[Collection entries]
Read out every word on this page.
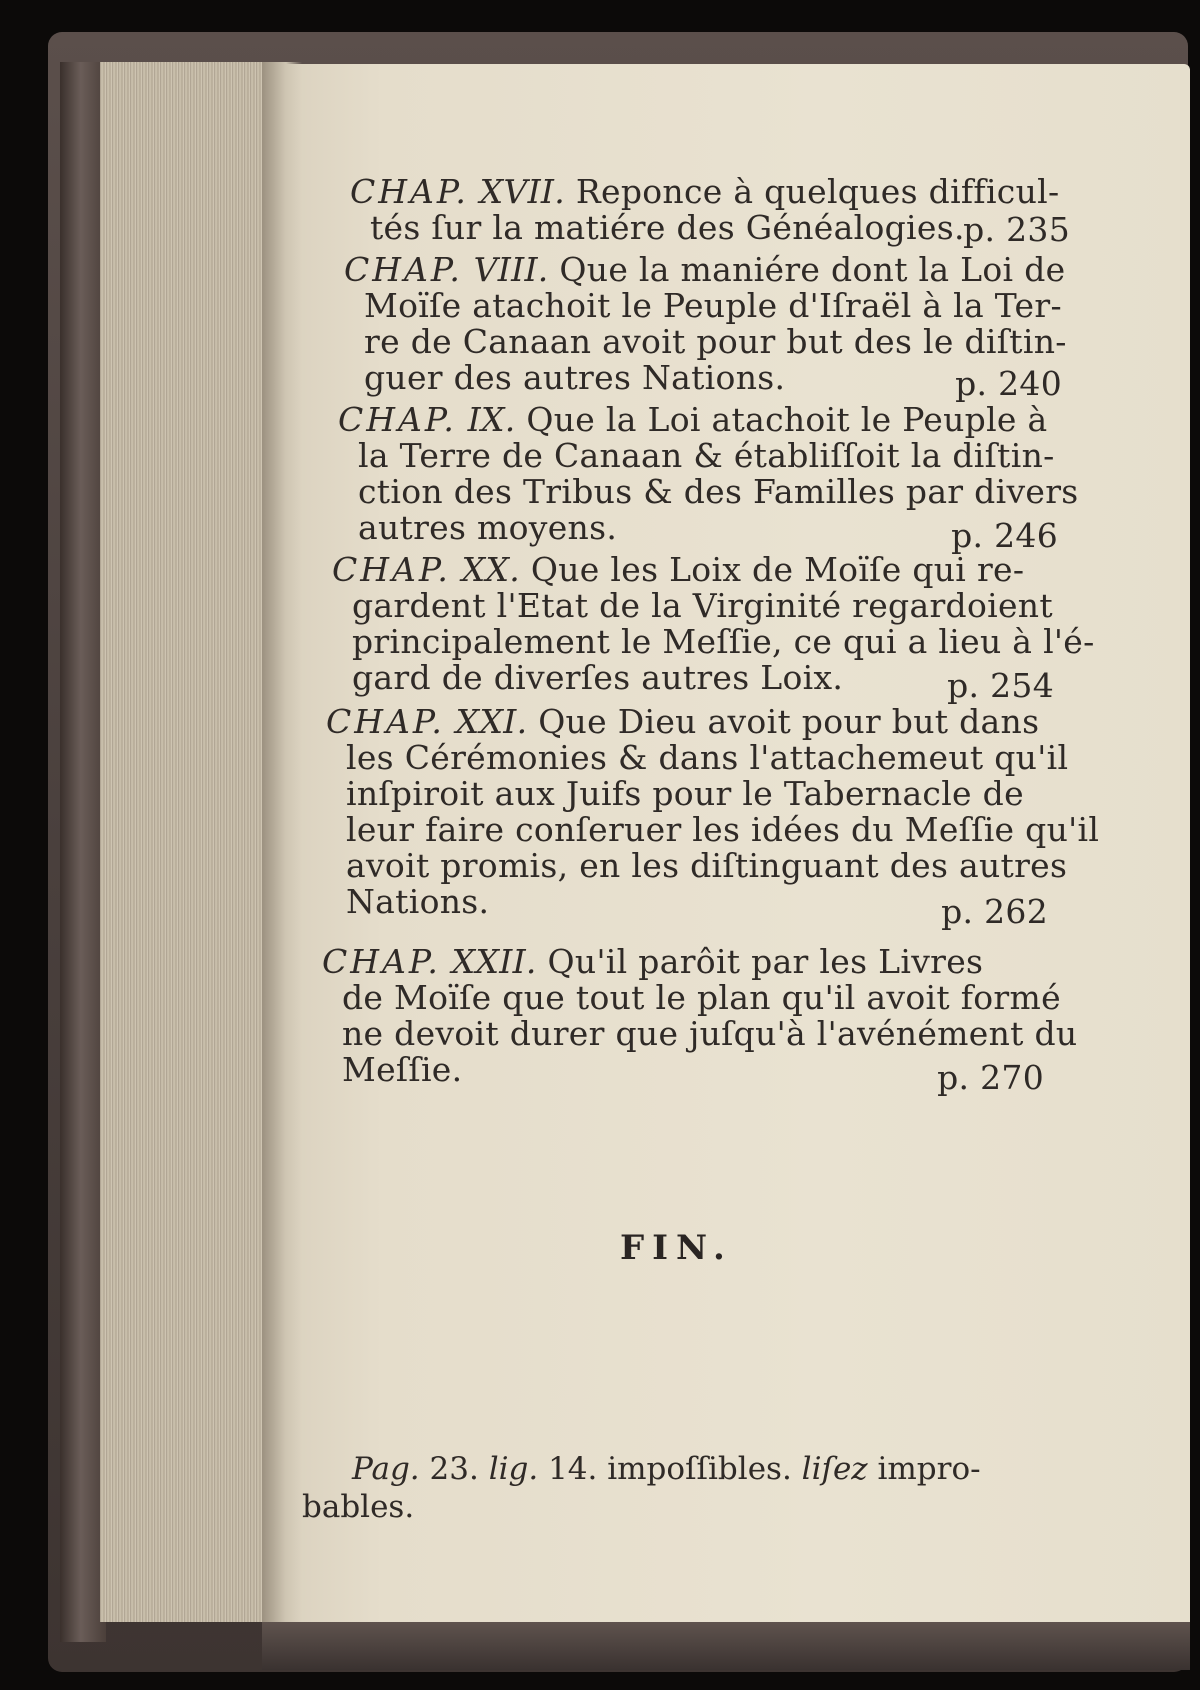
CHAP. XVII. Reponce à quelques difficul-
tés ſur la matiére des Généalogies.
p. 235
CHAP. VIII. Que la maniére dont la Loi de
Moïſe atachoit le Peuple d'Iſraël à la Ter-
re de Canaan avoit pour but des le diſtin-
guer des autres Nations.	p. 240
CHAP. IX. Que la Loi atachoit le Peuple à
la Terre de Canaan & établiſſoit la diſtin-
ction des Tribus & des Familles par divers
autres moyens.	p. 246
CHAP. XX. Que les Loix de Moïſe qui re-
gardent l'Etat de la Virginité regardoient
principalement le Meſſie, ce qui a lieu à l'é-
gard de diverſes autres Loix.	p. 254
CHAP. XXI. Que Dieu avoit pour but dans
les Cérémonies & dans l'attachemeut qu'il
inſpiroit aux Juifs pour le Tabernacle de
leur faire conſeruer les idées du Meſſie qu'il
avoit promis, en les diſtinguant des autres
Nations.	p. 262
CHAP. XXII. Qu'il parôit par les Livres
de Moïſe que tout le plan qu'il avoit formé
ne devoit durer que juſqu'à l'avénément du
Meſſie.	p. 270
FIN.
Pag. 23. lig. 14. impoſſibles. liſez impro-
bables.
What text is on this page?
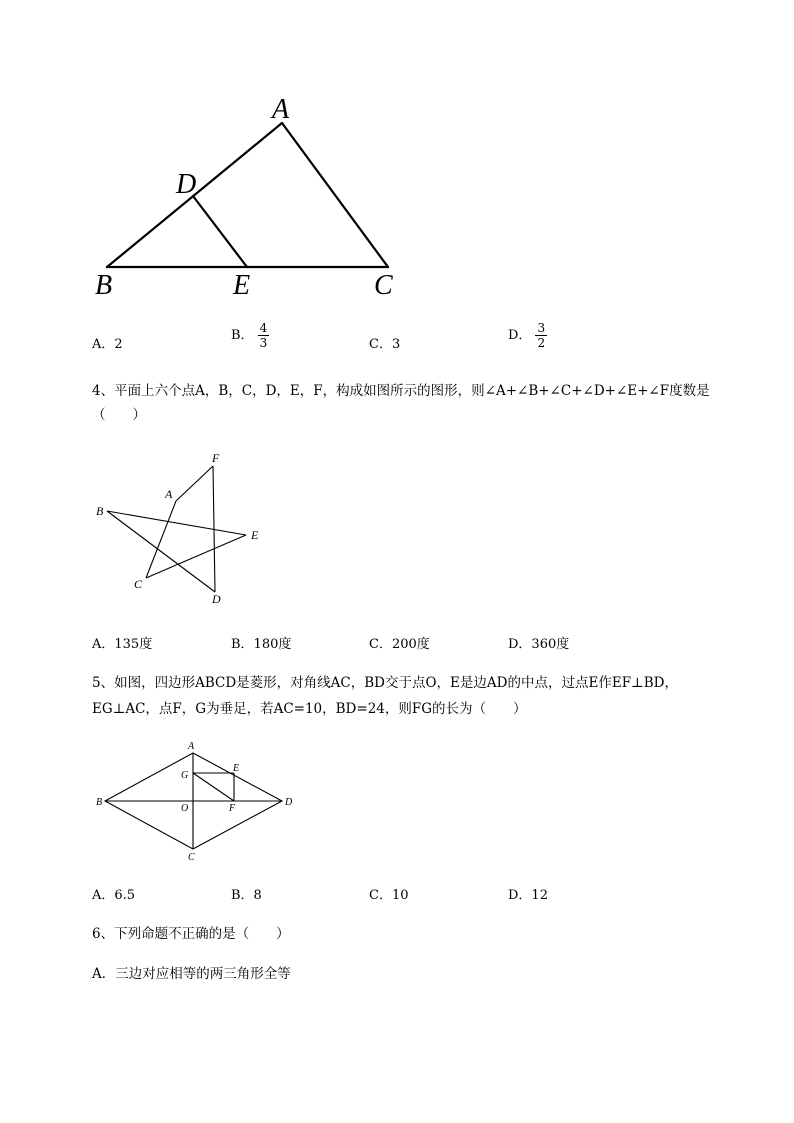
A
D
B	E	C
A．2
B． $\frac{4}{3}$	C．3
D． $\frac{3}{2}$
4、平面上六个点A，B，C，D，E，F，构成如图所示的图形，则∠A+∠B+∠C+∠D+∠E+∠F度数是（　　）
F
A
B
E
C
D
A．135度	B．180度	C．200度	D．360度
5、如图，四边形ABCD是菱形，对角线AC，BD交于点O，E是边AD的中点，过点E作EF⊥BD，
EG⊥AC，点F，G为垂足，若AC=10，BD=24，则FG的长为（　　）
A
G
E
B
O	F
D
C
A．6.5	B．8	C．10	D．12
6、下列命题不正确的是（　　）
A．三边对应相等的两三角形全等
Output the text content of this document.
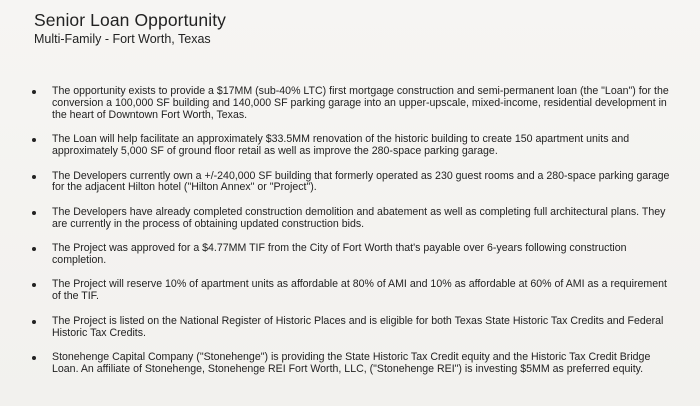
Senior Loan Opportunity
Multi-Family - Fort Worth, Texas
The opportunity exists to provide a $17MM (sub-40% LTC) first mortgage construction and semi-permanent loan (the "Loan") for the conversion a 100,000 SF building and 140,000 SF parking garage into an upper-upscale, mixed-income, residential development in the heart of Downtown Fort Worth, Texas.
The Loan will help facilitate an approximately $33.5MM renovation of the historic building to create 150 apartment units and approximately 5,000 SF of ground floor retail as well as improve the 280-space parking garage.
The Developers currently own a +/-240,000 SF building that formerly operated as 230 guest rooms and a 280-space parking garage for the adjacent Hilton hotel ("Hilton Annex" or "Project").
The Developers have already completed construction demolition and abatement as well as completing full architectural plans. They are currently in the process of obtaining updated construction bids.
The Project was approved for a $4.77MM TIF from the City of Fort Worth that's payable over 6-years following construction completion.
The Project will reserve 10% of apartment units as affordable at 80% of AMI and 10% as affordable at 60% of AMI as a requirement of the TIF.
The Project is listed on the National Register of Historic Places and is eligible for both Texas State Historic Tax Credits and Federal Historic Tax Credits.
Stonehenge Capital Company ("Stonehenge") is providing the State Historic Tax Credit equity and the Historic Tax Credit Bridge Loan. An affiliate of Stonehenge, Stonehenge REI Fort Worth, LLC, ("Stonehenge REI") is investing $5MM as preferred equity.
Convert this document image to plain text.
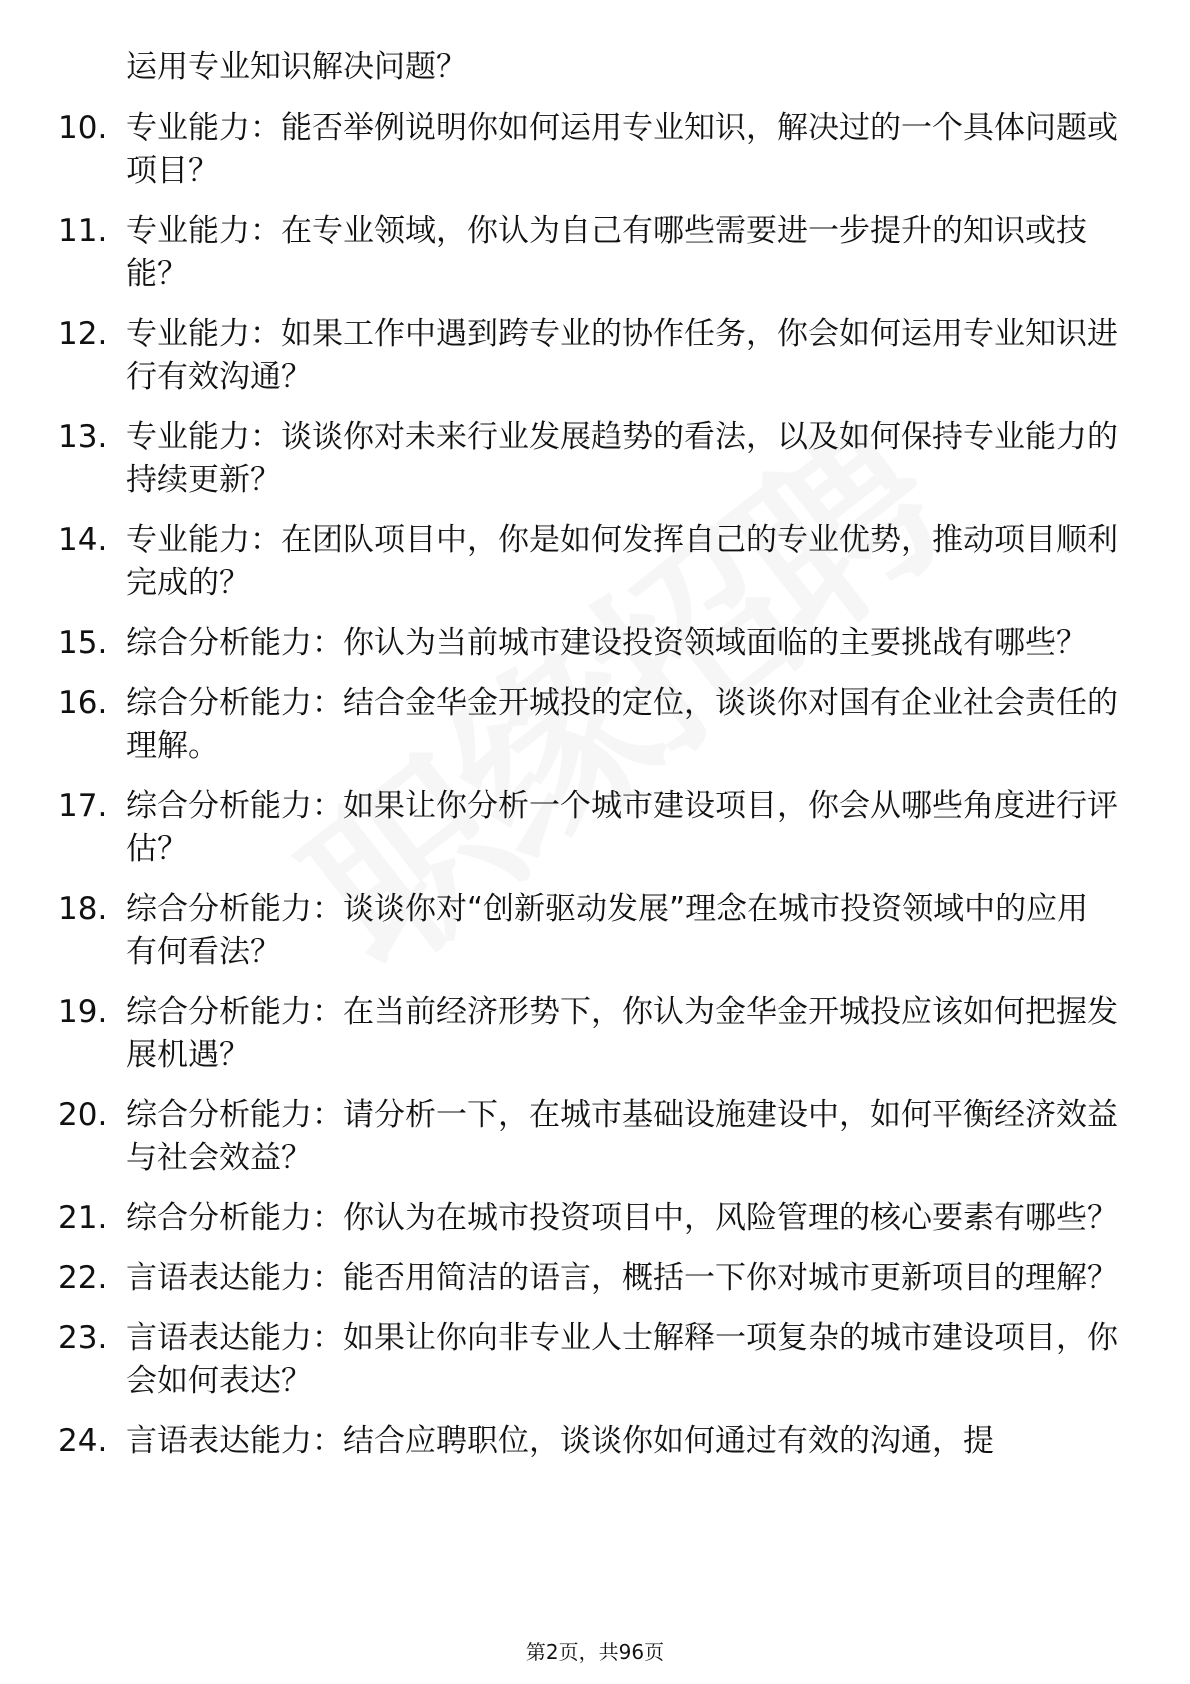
运用专业知识解决问题？
10. 专业能力：能否举例说明你如何运用专业知识，解决过的一个具体问题或项目？
11. 专业能力：在专业领域，你认为自己有哪些需要进一步提升的知识或技能？
12. 专业能力：如果工作中遇到跨专业的协作任务，你会如何运用专业知识进行有效沟通？
13. 专业能力：谈谈你对未来行业发展趋势的看法，以及如何保持专业能力的持续更新？
14. 专业能力：在团队项目中，你是如何发挥自己的专业优势，推动项目顺利完成的？
15. 综合分析能力：你认为当前城市建设投资领域面临的主要挑战有哪些？
16. 综合分析能力：结合金华金开城投的定位，谈谈你对国有企业社会责任的理解。
17. 综合分析能力：如果让你分析一个城市建设项目，你会从哪些角度进行评估？
18. 综合分析能力：谈谈你对“创新驱动发展”理念在城市投资领域中的应用有何看法？
19. 综合分析能力：在当前经济形势下，你认为金华金开城投应该如何把握发展机遇？
20. 综合分析能力：请分析一下，在城市基础设施建设中，如何平衡经济效益与社会效益？
21. 综合分析能力：你认为在城市投资项目中，风险管理的核心要素有哪些？
22. 言语表达能力：能否用简洁的语言，概括一下你对城市更新项目的理解？
23. 言语表达能力：如果让你向非专业人士解释一项复杂的城市建设项目，你会如何表达？
24. 言语表达能力：结合应聘职位，谈谈你如何通过有效的沟通，提
第2页，共96页
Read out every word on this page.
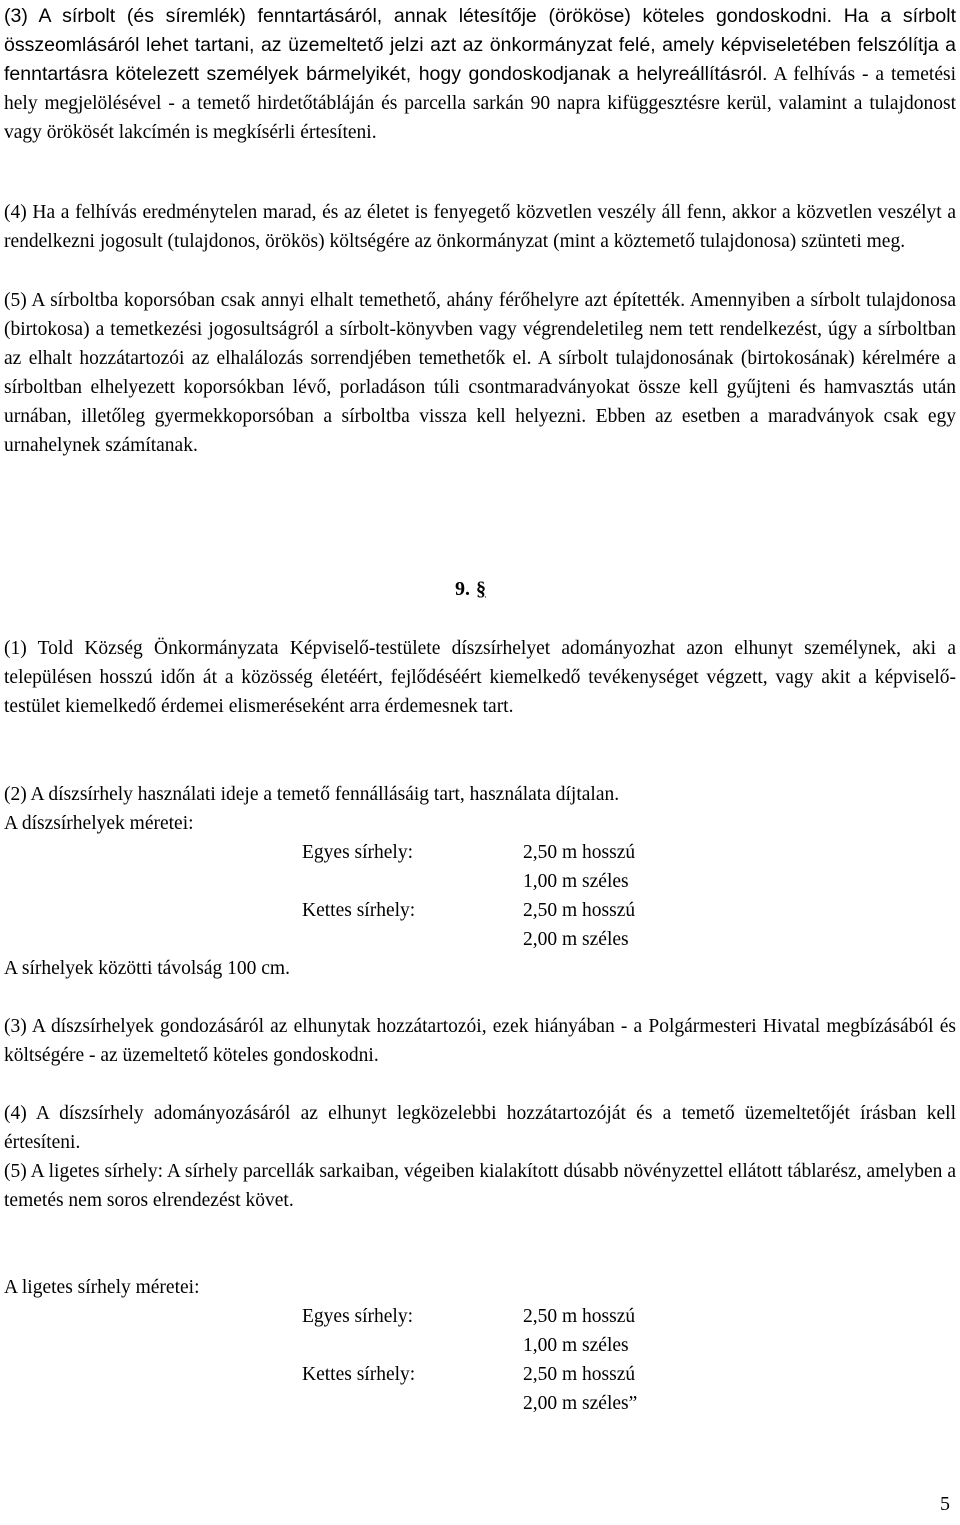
(3) A sírbolt (és síremlék) fenntartásáról, annak létesítője (örököse) köteles gondoskodni. Ha a sírbolt összeomlásáról lehet tartani, az üzemeltető jelzi azt az önkormányzat felé, amely képviseletében felszólítja a fenntartásra kötelezett személyek bármelyikét, hogy gondoskodjanak a helyreállításról. A felhívás - a temetési hely megjelölésével - a temető hirdetőtábláján és parcella sarkán 90 napra kifüggesztésre kerül, valamint a tulajdonost vagy örökösét lakcímén is megkísérli értesíteni.

(4) Ha a felhívás eredménytelen marad, és az életet is fenyegető közvetlen veszély áll fenn, akkor a közvetlen veszélyt a rendelkezni jogosult (tulajdonos, örökös) költségére az önkormányzat (mint a köztemető tulajdonosa) szünteti meg.

(5) A sírboltba koporsóban csak annyi elhalt temethető, ahány férőhelyre azt építették. Amennyiben a sírbolt tulajdonosa (birtokosa) a temetkezési jogosultságról a sírbolt-könyvben vagy végrendeletileg nem tett rendelkezést, úgy a sírboltban az elhalt hozzátartozói az elhalálozás sorrendjében temethetők el. A sírbolt tulajdonosának (birtokosának) kérelmére a sírboltban elhelyezett koporsókban lévő, porladáson túli csontmaradványokat össze kell gyűjteni és hamvasztás után urnában, illetőleg gyermekkoporsóban a sírboltba vissza kell helyezni. Ebben az esetben a maradványok csak egy urnahelynek számítanak.

9. §

(1) Told Község Önkormányzata Képviselő-testülete díszsírhelyet adományozhat azon elhunyt személynek, aki a településen hosszú időn át a közösség életéért, fejlődéséért kiemelkedő tevékenységet végzett, vagy akit a képviselő-testület kiemelkedő érdemei elismeréseként arra érdemesnek tart.

(2) A díszsírhely használati ideje a temető fennállásáig tart, használata díjtalan.

A díszsírhelyek méretei:
Egyes sírhely:	2,50 m hosszú
1,00 m széles
Kettes sírhely:	2,50 m hosszú
2,00 m széles
A sírhelyek közötti távolság 100 cm.

(3) A díszsírhelyek gondozásáról az elhunytak hozzátartozói, ezek hiányában - a Polgármesteri Hivatal megbízásából és költségére - az üzemeltető köteles gondoskodni.

(4) A díszsírhely adományozásáról az elhunyt legközelebbi hozzátartozóját és a temető üzemeltetőjét írásban kell értesíteni.

(5) A ligetes sírhely: A sírhely parcellák sarkaiban, végeiben kialakított dúsabb növényzettel ellátott táblarész, amelyben a temetés nem soros elrendezést követ.

A ligetes sírhely méretei:
Egyes sírhely:	2,50 m hosszú
1,00 m széles
Kettes sírhely:	2,50 m hosszú
2,00 m széles”
5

• TASK PROMPT
Locate the lines above that hold the word "text". Show every one of them.

• TASK RESPONSE
What text is on this page?
Output the text content of this document.
Convert this document image to plain text.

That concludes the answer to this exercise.